> GIVEN REQUEST
Copy out the material word for word, from its very start down to and including the line that contains "384, 507, 392]".

> PROVIDED ENTRIES
[BEGIN]
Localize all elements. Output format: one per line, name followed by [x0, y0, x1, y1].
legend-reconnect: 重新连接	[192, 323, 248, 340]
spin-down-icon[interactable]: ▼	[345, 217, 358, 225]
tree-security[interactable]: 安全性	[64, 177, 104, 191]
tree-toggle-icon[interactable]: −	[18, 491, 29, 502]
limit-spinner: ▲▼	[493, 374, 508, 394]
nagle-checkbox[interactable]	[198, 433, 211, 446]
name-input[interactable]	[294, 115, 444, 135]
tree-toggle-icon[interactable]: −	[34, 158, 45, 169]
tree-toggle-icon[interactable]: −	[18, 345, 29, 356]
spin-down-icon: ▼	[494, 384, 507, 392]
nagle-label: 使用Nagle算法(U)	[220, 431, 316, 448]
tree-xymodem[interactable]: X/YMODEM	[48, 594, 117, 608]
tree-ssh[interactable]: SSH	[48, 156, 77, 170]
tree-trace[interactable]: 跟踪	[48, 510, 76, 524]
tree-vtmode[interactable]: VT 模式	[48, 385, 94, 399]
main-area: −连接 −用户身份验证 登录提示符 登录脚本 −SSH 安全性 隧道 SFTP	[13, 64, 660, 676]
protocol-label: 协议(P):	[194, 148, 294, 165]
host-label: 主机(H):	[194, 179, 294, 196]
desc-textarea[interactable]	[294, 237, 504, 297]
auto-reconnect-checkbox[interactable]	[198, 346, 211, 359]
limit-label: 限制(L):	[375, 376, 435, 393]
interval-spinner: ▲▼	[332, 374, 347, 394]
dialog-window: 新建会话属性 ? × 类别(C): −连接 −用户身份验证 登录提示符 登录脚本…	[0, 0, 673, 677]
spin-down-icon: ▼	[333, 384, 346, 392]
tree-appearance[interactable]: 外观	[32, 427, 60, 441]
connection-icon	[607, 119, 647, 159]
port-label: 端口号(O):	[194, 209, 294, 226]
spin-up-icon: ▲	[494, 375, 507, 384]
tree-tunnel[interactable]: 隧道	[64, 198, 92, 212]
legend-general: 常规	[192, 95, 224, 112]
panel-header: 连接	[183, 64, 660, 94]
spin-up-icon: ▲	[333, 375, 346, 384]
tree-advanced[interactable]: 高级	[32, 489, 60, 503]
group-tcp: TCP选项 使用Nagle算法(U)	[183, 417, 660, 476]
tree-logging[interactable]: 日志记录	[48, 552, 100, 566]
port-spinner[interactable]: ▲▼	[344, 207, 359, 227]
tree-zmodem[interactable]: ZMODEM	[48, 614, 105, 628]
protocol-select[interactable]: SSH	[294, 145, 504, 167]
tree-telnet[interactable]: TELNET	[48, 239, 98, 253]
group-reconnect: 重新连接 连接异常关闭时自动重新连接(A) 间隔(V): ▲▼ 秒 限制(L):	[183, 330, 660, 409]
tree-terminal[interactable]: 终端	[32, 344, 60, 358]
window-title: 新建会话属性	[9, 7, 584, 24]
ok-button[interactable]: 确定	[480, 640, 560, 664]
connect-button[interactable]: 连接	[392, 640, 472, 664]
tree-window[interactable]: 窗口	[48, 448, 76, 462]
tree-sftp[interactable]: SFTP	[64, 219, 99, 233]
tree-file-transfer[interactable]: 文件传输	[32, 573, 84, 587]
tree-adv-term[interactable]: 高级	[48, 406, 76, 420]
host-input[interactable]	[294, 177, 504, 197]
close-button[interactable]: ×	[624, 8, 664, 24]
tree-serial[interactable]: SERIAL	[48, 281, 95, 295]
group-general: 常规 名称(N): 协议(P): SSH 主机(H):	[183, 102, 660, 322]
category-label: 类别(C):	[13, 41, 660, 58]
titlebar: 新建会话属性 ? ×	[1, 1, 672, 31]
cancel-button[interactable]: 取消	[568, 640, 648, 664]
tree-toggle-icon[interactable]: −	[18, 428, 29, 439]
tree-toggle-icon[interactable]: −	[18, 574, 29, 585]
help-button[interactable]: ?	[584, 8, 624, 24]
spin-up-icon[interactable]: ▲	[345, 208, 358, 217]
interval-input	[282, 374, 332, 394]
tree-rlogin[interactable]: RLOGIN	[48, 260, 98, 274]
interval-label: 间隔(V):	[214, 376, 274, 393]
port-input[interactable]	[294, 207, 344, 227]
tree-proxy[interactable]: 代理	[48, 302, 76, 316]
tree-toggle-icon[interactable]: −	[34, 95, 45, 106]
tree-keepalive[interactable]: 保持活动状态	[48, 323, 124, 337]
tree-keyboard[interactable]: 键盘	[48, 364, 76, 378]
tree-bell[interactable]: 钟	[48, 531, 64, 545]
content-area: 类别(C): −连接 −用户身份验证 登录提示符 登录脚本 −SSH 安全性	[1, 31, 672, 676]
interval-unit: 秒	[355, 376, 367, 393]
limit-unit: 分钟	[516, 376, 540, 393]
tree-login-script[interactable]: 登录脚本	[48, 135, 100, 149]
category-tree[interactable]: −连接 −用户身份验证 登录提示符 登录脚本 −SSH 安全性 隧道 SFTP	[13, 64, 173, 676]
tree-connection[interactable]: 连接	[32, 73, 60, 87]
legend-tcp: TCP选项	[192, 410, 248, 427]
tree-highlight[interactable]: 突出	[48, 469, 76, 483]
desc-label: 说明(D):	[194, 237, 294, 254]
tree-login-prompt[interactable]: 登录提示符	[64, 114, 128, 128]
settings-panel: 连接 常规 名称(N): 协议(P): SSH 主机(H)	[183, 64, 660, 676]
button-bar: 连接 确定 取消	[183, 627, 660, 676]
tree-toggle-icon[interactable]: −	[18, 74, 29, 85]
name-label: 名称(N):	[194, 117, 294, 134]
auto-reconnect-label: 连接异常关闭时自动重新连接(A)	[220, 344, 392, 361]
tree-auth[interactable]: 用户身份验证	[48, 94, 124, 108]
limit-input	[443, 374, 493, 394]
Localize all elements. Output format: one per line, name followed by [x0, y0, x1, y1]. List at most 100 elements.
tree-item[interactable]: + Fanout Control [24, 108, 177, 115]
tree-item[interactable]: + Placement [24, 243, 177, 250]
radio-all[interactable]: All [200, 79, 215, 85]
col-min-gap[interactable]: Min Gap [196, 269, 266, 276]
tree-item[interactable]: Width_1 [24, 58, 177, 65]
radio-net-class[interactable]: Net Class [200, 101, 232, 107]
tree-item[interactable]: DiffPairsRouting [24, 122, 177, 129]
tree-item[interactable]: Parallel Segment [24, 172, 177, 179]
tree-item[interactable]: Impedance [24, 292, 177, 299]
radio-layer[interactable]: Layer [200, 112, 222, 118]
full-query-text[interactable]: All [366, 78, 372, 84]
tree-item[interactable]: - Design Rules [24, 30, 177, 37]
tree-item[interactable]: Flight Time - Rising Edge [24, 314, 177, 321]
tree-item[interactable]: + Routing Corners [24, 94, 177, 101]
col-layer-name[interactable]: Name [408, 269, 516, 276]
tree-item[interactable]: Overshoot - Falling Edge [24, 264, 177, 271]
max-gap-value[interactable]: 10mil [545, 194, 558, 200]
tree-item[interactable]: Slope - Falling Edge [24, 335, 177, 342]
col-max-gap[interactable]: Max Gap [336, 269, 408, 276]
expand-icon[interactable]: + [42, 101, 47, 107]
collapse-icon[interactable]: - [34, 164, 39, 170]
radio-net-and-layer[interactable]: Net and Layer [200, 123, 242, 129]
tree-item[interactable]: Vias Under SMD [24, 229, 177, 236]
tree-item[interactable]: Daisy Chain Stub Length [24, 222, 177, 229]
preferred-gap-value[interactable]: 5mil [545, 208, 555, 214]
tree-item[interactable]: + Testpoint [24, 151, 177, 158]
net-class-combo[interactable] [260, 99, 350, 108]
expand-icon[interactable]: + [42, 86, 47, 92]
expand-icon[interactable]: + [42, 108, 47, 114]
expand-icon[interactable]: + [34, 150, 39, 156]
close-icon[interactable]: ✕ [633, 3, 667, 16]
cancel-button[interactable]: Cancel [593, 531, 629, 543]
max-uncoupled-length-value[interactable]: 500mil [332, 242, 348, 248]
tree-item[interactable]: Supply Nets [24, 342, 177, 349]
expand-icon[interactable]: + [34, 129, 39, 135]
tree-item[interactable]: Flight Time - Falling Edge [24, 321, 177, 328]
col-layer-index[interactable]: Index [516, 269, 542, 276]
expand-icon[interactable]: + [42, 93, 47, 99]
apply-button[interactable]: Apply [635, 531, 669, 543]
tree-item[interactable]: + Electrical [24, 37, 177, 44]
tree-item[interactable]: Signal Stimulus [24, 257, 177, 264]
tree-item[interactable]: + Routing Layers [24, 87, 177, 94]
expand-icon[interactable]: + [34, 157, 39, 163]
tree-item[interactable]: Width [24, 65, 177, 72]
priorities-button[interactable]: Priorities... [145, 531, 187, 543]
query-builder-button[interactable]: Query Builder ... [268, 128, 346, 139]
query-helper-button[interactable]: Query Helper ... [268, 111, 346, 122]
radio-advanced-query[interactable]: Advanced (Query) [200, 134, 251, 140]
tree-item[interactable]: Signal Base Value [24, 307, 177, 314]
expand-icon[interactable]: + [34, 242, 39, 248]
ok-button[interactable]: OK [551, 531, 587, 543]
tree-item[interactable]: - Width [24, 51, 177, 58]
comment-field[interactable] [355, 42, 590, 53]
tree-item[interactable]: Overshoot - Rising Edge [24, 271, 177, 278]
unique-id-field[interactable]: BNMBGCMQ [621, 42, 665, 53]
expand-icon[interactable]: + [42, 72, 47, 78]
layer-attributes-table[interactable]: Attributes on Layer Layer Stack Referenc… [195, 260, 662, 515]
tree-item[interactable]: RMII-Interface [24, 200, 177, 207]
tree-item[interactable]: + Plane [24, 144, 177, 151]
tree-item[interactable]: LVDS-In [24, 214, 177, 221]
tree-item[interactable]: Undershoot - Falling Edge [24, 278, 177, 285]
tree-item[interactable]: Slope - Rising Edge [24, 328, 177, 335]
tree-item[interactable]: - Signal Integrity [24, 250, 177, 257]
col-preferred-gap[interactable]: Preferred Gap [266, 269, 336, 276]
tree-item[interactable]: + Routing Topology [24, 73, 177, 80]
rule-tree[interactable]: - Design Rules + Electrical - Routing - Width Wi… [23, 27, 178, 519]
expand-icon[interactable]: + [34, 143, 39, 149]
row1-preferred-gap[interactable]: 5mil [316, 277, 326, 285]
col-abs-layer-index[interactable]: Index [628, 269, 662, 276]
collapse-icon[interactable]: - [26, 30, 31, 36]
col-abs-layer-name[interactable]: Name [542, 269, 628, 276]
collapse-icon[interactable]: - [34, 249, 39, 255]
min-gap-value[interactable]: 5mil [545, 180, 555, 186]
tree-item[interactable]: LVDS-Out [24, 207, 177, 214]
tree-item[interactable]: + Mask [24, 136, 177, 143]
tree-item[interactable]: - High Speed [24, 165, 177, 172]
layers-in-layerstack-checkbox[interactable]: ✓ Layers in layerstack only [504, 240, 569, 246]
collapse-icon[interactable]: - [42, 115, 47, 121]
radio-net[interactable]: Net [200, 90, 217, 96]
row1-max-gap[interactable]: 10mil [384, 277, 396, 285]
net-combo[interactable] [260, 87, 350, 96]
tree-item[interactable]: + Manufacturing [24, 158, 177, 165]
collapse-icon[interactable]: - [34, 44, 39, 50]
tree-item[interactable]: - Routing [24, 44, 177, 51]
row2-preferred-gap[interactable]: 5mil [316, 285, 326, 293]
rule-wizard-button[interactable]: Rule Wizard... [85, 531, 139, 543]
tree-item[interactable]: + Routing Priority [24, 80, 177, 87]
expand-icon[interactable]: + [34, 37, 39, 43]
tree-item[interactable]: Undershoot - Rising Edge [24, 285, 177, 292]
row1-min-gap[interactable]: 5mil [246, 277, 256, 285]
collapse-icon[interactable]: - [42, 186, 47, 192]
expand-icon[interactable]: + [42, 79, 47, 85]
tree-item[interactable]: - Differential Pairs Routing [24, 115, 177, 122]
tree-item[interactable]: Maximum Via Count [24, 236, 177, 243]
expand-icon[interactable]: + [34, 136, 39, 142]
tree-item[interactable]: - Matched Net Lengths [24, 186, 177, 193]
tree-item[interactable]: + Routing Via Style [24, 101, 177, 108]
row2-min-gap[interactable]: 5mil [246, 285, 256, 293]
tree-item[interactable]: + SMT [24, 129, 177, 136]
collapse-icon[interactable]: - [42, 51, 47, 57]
[END]
> WRITTEN SOLUTION
Localize all elements. Output format: one per line, name followed by [x0, y0, x1, y1].
legend-reconnect: 重新连接	[192, 323, 248, 340]
spin-down-icon[interactable]: ▼	[345, 217, 358, 225]
tree-security[interactable]: 安全性	[64, 177, 104, 191]
tree-toggle-icon[interactable]: −	[18, 491, 29, 502]
limit-spinner: ▲▼	[493, 374, 508, 394]
nagle-checkbox[interactable]	[198, 433, 211, 446]
name-input[interactable]	[294, 115, 444, 135]
tree-toggle-icon[interactable]: −	[34, 158, 45, 169]
tree-toggle-icon[interactable]: −	[18, 345, 29, 356]
spin-down-icon: ▼	[494, 384, 507, 392]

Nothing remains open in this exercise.